TASK TO CARRY OUT -
Beneath this task is a listing; retype all of it exactly.

Rows from a dataset
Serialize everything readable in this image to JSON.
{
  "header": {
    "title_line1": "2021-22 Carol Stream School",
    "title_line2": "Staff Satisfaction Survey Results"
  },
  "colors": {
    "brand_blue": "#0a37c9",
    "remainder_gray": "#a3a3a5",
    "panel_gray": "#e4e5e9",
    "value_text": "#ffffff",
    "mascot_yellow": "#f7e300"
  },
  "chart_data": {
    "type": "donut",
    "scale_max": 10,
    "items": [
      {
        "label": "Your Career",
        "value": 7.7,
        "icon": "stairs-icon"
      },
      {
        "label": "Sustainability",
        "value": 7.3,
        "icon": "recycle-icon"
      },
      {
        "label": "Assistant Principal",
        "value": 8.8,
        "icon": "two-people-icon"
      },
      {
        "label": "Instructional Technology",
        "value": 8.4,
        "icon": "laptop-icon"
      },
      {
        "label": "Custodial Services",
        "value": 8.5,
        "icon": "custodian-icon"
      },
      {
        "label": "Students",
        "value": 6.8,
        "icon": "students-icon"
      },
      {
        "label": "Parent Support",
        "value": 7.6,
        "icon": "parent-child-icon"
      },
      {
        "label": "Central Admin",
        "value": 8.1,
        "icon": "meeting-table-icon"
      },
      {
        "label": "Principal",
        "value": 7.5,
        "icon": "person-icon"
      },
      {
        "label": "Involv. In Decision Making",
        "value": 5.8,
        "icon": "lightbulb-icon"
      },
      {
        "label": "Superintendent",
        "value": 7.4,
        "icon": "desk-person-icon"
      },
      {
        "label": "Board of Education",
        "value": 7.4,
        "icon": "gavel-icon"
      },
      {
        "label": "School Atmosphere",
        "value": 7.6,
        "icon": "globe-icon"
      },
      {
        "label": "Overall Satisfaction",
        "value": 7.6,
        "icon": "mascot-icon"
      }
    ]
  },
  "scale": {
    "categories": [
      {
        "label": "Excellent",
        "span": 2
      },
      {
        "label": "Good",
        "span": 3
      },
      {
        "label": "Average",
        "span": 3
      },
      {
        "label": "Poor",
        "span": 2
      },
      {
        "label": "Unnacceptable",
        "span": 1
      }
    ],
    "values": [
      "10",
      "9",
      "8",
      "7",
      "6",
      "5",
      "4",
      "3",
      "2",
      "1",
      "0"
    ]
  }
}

TASK RESULT -
Serialize everything readable in this image to JSON.
{
  "header": {
    "title_line1": "2021-22 Carol Stream School",
    "title_line2": "Staff Satisfaction Survey Results"
  },
  "colors": {
    "brand_blue": "#0a37c9",
    "remainder_gray": "#a3a3a5",
    "panel_gray": "#e4e5e9",
    "value_text": "#ffffff",
    "mascot_yellow": "#f7e300"
  },
  "chart_data": {
    "type": "donut",
    "scale_max": 10,
    "items": [
      {
        "label": "Your Career",
        "value": 7.7,
        "icon": "stairs-icon"
      },
      {
        "label": "Sustainability",
        "value": 7.3,
        "icon": "recycle-icon"
      },
      {
        "label": "Assistant Principal",
        "value": 8.8,
        "icon": "two-people-icon"
      },
      {
        "label": "Instructional Technology",
        "value": 8.4,
        "icon": "laptop-icon"
      },
      {
        "label": "Custodial Services",
        "value": 8.5,
        "icon": "custodian-icon"
      },
      {
        "label": "Students",
        "value": 6.8,
        "icon": "students-icon"
      },
      {
        "label": "Parent Support",
        "value": 7.6,
        "icon": "parent-child-icon"
      },
      {
        "label": "Central Admin",
        "value": 8.1,
        "icon": "meeting-table-icon"
      },
      {
        "label": "Principal",
        "value": 7.5,
        "icon": "person-icon"
      },
      {
        "label": "Involv. In Decision Making",
        "value": 5.8,
        "icon": "lightbulb-icon"
      },
      {
        "label": "Superintendent",
        "value": 7.4,
        "icon": "desk-person-icon"
      },
      {
        "label": "Board of Education",
        "value": 7.4,
        "icon": "gavel-icon"
      },
      {
        "label": "School Atmosphere",
        "value": 7.6,
        "icon": "globe-icon"
      },
      {
        "label": "Overall Satisfaction",
        "value": 7.6,
        "icon": "mascot-icon"
      }
    ]
  },
  "scale": {
    "categories": [
      {
        "label": "Excellent",
        "span": 2
      },
      {
        "label": "Good",
        "span": 3
      },
      {
        "label": "Average",
        "span": 3
      },
      {
        "label": "Poor",
        "span": 2
      },
      {
        "label": "Unnacceptable",
        "span": 1
      }
    ],
    "values": [
      "10",
      "9",
      "8",
      "7",
      "6",
      "5",
      "4",
      "3",
      "2",
      "1",
      "0"
    ]
  }
}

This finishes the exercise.